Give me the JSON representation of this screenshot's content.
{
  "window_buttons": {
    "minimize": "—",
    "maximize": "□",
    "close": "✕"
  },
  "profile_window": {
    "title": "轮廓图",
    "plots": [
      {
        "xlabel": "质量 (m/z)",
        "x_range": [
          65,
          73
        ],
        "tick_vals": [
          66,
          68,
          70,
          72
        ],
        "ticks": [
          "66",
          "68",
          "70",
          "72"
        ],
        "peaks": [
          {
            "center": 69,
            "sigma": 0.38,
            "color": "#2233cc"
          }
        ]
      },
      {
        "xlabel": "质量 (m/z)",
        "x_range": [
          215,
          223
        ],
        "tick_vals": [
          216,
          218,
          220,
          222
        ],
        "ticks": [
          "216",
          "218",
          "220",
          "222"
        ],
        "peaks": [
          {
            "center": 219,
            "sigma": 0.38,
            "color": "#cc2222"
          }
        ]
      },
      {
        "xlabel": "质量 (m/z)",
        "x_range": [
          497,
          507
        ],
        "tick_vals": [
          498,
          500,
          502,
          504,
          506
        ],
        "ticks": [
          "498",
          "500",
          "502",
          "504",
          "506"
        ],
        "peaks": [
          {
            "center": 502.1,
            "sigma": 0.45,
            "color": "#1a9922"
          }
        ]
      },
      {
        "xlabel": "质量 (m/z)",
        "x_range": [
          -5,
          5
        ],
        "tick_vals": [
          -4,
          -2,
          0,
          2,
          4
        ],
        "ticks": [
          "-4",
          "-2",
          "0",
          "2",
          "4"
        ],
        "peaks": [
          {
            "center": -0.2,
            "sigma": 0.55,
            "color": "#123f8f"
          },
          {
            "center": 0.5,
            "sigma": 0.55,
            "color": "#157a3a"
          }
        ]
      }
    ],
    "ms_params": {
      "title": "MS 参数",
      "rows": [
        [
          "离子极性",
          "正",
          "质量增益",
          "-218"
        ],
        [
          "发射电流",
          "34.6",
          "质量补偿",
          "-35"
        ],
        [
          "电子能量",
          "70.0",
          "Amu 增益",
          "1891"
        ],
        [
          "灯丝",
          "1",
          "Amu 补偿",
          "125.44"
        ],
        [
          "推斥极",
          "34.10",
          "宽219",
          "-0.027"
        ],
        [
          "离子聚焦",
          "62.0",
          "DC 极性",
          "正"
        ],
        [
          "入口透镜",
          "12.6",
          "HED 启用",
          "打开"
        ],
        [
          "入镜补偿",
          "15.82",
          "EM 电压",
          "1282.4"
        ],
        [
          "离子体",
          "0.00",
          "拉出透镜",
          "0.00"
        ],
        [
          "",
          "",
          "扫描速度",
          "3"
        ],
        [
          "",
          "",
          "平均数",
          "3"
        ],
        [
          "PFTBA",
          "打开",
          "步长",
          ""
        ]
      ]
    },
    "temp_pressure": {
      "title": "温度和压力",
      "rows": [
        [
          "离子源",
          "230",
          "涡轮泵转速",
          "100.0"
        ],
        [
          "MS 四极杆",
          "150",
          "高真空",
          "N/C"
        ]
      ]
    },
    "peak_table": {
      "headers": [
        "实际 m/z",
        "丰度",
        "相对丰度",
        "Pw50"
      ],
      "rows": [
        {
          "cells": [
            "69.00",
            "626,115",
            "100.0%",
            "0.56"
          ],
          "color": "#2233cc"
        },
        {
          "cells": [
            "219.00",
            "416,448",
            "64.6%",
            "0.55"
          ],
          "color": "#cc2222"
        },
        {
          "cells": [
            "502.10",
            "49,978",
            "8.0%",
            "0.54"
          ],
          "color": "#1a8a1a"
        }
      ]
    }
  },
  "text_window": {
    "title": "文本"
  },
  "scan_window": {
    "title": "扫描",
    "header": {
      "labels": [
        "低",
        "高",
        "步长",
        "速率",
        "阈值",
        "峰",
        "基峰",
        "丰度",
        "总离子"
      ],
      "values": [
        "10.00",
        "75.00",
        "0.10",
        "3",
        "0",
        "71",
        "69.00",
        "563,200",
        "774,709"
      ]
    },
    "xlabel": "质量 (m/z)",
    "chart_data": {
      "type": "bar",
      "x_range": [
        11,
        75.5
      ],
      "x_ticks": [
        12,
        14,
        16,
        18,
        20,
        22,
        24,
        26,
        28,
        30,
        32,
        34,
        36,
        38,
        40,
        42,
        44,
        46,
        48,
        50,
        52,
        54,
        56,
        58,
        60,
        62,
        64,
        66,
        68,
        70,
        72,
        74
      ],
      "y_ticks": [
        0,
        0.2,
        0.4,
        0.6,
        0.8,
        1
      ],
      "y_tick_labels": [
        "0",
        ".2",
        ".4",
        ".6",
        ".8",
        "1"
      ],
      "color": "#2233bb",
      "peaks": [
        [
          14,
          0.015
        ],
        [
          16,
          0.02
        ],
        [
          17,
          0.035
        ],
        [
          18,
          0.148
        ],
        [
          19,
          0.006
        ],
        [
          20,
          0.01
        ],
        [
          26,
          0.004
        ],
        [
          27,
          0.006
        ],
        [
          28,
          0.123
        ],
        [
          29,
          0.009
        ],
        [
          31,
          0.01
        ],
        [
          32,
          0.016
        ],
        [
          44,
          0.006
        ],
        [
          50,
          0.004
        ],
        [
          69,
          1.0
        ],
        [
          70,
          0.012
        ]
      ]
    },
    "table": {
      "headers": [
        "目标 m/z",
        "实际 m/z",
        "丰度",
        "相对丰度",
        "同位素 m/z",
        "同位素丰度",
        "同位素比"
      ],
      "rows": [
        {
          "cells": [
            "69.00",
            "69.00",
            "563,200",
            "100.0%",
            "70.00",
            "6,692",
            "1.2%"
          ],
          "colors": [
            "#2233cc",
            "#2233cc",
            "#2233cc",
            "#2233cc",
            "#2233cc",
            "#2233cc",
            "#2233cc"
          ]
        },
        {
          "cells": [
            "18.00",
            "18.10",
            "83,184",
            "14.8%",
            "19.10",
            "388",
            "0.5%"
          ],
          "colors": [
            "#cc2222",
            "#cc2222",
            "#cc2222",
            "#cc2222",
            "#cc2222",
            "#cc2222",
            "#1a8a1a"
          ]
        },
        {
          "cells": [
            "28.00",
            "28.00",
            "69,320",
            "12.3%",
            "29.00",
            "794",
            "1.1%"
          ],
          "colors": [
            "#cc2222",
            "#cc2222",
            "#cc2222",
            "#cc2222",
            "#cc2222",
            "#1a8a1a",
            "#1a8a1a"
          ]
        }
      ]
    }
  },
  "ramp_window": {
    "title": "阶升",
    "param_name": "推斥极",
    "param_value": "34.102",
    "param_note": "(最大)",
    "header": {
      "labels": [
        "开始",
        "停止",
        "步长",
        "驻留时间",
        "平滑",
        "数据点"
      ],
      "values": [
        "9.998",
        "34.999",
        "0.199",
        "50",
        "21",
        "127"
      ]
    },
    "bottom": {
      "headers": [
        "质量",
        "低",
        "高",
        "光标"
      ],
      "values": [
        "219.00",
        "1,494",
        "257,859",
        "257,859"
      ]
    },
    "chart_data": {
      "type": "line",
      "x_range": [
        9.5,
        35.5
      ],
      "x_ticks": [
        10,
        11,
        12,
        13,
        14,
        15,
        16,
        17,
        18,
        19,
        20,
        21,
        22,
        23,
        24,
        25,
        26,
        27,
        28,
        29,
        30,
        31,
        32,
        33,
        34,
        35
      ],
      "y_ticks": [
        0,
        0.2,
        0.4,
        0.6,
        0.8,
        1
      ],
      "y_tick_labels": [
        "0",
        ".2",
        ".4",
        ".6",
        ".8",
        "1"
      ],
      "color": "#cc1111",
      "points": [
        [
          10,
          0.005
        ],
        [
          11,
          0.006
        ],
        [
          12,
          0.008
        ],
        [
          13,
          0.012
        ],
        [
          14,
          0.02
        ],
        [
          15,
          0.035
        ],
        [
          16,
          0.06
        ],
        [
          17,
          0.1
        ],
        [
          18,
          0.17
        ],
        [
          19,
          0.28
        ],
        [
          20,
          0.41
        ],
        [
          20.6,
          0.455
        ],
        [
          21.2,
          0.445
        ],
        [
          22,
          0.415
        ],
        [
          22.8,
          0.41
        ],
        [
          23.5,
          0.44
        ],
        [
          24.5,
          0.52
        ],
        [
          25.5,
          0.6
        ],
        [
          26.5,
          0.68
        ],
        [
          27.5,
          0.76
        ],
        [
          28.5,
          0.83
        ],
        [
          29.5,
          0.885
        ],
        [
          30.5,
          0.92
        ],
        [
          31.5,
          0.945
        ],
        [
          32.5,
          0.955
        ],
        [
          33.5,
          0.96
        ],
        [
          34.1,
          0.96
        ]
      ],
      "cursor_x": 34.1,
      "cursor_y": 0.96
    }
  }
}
****************
Task details:
Give the number of lines in the records that contain the string "center", with no other output.

Written answer:
5